* **GIVEN REQUEST 1**
Answer each question from the passage on Clinton below, one answer per line, marked (a), (b) and (c):
(a) In what year did Clinton withdraw American troops from Somalia?
(b) Which body impeached Clinton, and in what year?
(c) What amount was Clinton fined by a federal judge?

**** DOCUMENT

Clinton was perceived as a “moderate” Democrat because he tried to balance the government’s budget; that is, he tried not to spend more money than the government was receiving in taxes. He was eventually able to balance the budget, but only because he cut defense spending. In addition to that, Clinton made several bad decisions about defense issues. In 1993 he withdrew American troops from Somalia, instead of continuing with the military mission there after some troops were captured and killed by natives. In 1994 he signed an agreement with North Korea that was supposed to keep North Korea from developing nuclear weapons, but the North Koreans continued to work on building nuclear weapons because they had fooled Clinton. By 1998 Clinton knew that al Qaeda had become a major threat when terrorists bombed two U.S. embassies in Africa, but Clinton failed to go to war against al Qaeda. Only after terrorists struck a Navy ship, the USS Cole, in 2000 did Clinton declare terrorism to be a major threat. By then, his term of office was almost over.

Clinton was the second President to be impeached. The House of Representatives impeached him in 1998. He was charged with perjury (lying under oath) when he was the defendant (the person being charged with wrong-doing) in a law suit. The Senate didn’t convict Clinton because every Democrat senator refused to vote for conviction, in spite of overwhelming evidence that Clinton was guilty. The day before Clinton left office he acknowledged his guilt by agreeing to a five-year suspension of his law license. A federal judge later found Clinton guilty of contempt of court for his misleading testimony and fined him $90,000.

********
**** ITEMS

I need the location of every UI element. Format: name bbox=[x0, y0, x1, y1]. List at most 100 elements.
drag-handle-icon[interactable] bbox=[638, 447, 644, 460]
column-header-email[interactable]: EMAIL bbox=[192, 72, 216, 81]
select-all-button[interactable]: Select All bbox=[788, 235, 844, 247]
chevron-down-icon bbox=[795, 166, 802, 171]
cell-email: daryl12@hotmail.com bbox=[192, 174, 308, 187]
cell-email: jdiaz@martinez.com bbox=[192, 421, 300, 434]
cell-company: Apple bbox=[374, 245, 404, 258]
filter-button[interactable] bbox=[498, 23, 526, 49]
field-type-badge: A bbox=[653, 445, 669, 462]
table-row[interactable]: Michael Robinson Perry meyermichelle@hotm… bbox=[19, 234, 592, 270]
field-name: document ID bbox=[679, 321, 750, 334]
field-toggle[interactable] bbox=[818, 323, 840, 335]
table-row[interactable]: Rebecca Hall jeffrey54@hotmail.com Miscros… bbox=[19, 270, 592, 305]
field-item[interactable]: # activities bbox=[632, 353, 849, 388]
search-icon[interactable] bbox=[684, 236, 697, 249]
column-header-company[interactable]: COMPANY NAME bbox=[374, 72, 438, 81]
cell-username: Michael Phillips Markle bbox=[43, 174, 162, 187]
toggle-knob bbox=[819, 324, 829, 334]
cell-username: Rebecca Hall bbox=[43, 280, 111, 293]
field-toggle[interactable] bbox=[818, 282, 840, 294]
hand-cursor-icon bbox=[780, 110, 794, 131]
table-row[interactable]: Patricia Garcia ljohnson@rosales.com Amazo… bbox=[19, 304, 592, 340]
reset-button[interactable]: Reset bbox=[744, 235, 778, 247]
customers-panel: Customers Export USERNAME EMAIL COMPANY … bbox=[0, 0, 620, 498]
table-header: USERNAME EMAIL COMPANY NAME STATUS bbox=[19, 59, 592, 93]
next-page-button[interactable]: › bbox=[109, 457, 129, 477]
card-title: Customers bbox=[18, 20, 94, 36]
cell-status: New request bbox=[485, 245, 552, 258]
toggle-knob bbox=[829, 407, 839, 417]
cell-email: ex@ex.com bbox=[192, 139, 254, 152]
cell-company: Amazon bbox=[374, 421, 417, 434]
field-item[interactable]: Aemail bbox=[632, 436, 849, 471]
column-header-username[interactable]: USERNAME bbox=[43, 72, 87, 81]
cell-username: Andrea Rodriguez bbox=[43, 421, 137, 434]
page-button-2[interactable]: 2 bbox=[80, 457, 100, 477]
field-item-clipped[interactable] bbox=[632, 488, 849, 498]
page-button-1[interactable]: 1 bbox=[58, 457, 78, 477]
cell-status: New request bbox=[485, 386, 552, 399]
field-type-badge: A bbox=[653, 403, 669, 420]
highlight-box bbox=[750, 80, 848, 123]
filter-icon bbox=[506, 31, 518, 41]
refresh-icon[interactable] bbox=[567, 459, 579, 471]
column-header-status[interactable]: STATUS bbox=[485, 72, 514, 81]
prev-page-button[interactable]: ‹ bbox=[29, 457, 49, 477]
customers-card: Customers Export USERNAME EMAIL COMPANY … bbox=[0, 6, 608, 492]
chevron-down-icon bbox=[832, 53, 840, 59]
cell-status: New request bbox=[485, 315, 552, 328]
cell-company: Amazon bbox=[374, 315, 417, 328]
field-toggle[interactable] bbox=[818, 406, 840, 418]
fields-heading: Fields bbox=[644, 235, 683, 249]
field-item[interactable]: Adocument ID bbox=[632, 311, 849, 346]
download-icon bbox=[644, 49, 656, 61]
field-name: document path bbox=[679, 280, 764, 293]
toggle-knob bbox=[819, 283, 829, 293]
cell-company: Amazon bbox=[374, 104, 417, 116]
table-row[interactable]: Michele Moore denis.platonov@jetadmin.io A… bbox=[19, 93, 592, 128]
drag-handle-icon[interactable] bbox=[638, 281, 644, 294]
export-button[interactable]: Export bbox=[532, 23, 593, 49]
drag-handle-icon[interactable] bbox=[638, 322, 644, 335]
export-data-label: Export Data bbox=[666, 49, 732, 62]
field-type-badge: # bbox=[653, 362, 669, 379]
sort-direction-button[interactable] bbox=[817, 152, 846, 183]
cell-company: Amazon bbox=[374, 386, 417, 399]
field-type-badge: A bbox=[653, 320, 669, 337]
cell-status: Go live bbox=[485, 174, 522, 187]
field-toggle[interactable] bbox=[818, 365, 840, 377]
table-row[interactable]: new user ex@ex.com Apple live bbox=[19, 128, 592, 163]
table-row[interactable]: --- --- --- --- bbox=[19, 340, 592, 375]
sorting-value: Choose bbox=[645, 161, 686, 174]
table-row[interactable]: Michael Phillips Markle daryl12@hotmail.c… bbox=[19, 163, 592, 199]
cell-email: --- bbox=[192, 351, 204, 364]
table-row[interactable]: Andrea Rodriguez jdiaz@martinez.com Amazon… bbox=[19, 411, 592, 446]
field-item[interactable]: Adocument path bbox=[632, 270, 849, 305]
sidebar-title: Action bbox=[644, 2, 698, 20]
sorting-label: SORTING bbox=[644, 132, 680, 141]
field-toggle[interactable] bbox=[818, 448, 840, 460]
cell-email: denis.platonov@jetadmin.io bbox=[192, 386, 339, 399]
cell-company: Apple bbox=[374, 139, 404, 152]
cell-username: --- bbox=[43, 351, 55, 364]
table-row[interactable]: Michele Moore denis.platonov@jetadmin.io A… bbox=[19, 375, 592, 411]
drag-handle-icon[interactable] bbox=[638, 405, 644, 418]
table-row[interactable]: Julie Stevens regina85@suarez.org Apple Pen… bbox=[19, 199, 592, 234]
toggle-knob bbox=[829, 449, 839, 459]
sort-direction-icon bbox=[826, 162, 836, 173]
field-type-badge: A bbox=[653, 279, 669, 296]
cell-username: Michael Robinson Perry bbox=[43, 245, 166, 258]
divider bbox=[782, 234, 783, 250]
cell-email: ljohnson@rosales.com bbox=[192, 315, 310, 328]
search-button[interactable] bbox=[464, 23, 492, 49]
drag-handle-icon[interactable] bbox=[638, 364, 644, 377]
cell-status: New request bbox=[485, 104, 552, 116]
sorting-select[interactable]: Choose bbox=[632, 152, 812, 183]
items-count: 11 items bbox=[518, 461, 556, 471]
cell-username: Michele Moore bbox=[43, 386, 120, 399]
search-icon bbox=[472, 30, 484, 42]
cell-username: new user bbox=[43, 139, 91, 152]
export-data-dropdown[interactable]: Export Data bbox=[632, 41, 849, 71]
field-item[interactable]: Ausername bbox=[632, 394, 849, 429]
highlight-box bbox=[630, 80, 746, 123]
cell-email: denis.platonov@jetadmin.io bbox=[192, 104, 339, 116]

********

* **GIVEN REQUEST 2**
Express as a JSON list of strings, one string per line, the lines of the records from the start of the records up to and including the line containing "cell-company: Apple bbox=[374, 245, 404, 258]". Leave out blank lines.

* **WRITTEN REPLY 1**
(a) 1993
(b) The House of Representatives, in 1998
(c) $90,000

* **WRITTEN REPLY 2**
[
  "I need the location of every UI element. Format: name bbox=[x0, y0, x1, y1]. List at most 100 elements.",
  "drag-handle-icon[interactable] bbox=[638, 447, 644, 460]",
  "column-header-email[interactable]: EMAIL bbox=[192, 72, 216, 81]",
  "select-all-button[interactable]: Select All bbox=[788, 235, 844, 247]",
  "chevron-down-icon bbox=[795, 166, 802, 171]",
  "cell-email: daryl12@hotmail.com bbox=[192, 174, 308, 187]",
  "cell-email: jdiaz@martinez.com bbox=[192, 421, 300, 434]",
  "cell-company: Apple bbox=[374, 245, 404, 258]"
]